GOAL: List all lines of the data containing the word "name".

RECORDS SUPPLIED:

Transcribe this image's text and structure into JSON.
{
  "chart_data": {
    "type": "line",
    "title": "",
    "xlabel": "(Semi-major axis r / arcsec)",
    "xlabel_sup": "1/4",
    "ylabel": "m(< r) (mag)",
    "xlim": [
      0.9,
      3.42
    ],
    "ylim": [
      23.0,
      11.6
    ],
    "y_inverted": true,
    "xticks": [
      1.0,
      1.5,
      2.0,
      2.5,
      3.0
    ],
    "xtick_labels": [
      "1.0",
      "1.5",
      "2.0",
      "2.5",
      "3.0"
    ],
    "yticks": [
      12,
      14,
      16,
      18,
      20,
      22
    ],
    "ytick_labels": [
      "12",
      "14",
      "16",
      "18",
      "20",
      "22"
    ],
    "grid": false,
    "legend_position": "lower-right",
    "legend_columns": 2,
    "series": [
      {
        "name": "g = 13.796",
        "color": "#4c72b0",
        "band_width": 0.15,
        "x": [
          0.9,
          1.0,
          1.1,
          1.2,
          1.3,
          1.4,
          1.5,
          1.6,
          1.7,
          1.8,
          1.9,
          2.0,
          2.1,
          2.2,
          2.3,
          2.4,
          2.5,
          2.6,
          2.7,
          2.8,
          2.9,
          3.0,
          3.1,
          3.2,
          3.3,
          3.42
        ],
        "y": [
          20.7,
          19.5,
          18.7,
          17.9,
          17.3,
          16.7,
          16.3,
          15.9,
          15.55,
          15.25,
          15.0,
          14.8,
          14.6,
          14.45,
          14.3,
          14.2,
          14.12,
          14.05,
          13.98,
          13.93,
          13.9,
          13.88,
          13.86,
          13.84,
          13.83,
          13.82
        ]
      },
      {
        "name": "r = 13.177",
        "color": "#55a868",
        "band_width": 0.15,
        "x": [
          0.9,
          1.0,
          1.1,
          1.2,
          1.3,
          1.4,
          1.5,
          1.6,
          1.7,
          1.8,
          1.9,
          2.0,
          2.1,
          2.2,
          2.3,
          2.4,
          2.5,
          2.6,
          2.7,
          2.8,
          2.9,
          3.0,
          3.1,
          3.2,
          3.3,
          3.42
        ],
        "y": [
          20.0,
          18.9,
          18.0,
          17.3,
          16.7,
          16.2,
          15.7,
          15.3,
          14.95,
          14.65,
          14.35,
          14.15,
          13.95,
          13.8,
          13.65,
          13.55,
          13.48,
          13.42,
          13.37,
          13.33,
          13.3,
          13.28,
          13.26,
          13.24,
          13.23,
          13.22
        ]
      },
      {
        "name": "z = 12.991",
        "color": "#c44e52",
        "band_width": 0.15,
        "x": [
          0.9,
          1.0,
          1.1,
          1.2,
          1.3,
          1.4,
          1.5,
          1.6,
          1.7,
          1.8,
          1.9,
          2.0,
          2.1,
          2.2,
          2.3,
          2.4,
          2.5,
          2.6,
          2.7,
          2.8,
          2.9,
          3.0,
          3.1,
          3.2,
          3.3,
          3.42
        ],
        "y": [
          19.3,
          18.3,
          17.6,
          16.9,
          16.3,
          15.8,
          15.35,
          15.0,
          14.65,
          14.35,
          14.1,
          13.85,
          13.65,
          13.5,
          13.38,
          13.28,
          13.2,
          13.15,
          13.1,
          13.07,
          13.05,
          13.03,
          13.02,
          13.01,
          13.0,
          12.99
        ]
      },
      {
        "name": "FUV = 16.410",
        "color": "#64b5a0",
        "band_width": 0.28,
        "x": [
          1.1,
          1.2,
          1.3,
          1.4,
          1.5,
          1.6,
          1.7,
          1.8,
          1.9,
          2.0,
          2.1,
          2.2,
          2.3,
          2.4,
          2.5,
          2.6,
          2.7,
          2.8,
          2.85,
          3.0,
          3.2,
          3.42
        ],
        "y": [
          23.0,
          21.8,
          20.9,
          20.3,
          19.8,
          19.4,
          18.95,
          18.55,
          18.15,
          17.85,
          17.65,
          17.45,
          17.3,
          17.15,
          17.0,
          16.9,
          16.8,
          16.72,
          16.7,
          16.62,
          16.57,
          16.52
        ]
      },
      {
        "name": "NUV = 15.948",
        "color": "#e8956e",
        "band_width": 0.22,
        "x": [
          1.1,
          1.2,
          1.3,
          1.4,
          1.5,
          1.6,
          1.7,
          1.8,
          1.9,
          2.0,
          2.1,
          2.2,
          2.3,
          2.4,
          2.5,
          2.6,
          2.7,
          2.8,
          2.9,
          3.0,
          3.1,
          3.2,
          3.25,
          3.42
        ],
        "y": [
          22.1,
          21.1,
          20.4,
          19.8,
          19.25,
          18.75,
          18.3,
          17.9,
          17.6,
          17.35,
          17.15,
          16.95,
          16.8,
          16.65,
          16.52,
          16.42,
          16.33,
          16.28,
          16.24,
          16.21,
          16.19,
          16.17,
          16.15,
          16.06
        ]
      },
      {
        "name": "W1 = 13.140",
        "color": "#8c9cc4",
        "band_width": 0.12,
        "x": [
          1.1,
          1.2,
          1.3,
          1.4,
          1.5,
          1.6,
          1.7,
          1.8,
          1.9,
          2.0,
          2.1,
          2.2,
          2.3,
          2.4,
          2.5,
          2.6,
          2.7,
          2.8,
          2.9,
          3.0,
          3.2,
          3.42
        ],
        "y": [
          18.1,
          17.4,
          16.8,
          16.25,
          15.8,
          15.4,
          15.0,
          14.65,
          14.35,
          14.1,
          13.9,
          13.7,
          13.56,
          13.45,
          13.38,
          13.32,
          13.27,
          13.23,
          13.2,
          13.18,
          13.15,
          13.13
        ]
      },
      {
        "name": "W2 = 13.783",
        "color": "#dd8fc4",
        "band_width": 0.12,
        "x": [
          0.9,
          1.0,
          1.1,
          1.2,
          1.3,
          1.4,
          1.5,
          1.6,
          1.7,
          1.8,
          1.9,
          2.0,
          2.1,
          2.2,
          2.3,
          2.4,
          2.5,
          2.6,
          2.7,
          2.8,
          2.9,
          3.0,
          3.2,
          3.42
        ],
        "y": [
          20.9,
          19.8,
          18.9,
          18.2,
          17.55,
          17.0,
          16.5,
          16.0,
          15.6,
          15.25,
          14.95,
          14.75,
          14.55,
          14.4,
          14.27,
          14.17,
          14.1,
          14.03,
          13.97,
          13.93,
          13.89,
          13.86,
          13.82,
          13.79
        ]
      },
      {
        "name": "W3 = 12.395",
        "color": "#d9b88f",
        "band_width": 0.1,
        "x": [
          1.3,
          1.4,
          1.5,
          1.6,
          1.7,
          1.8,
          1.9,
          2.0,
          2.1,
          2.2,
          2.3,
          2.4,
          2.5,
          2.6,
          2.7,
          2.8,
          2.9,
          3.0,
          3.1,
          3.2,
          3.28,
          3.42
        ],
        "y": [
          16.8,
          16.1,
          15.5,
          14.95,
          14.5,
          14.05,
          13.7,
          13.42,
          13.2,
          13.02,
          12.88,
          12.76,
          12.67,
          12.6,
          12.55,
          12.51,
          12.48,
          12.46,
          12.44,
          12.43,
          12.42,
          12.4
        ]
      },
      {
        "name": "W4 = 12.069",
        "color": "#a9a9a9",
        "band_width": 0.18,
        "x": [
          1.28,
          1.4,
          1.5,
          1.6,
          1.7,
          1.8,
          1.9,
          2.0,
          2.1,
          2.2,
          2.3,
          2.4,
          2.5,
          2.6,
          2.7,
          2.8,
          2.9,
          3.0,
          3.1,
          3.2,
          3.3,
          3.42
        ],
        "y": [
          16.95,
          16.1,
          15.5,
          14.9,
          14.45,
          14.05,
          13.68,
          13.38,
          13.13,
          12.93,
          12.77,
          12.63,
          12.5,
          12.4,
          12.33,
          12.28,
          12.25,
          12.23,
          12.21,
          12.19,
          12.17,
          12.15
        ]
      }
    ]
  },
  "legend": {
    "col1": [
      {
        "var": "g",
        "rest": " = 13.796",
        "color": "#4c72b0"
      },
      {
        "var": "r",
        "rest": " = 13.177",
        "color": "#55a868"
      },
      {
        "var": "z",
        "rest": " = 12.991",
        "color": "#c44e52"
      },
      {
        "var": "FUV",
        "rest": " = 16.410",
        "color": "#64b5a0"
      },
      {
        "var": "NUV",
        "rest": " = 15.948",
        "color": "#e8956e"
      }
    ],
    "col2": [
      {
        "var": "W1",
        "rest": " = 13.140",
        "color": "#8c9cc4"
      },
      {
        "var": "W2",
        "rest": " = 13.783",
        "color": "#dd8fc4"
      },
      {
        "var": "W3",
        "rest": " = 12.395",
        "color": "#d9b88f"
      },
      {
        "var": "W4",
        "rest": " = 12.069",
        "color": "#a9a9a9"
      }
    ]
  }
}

ANSWER FOR THE TASK:
        "name": "g = 13.796",
        "name": "r = 13.177",
        "name": "z = 12.991",
        "name": "FUV = 16.410",
        "name": "NUV = 15.948",
        "name": "W1 = 13.140",
        "name": "W2 = 13.783",
        "name": "W3 = 12.395",
        "name": "W4 = 12.069",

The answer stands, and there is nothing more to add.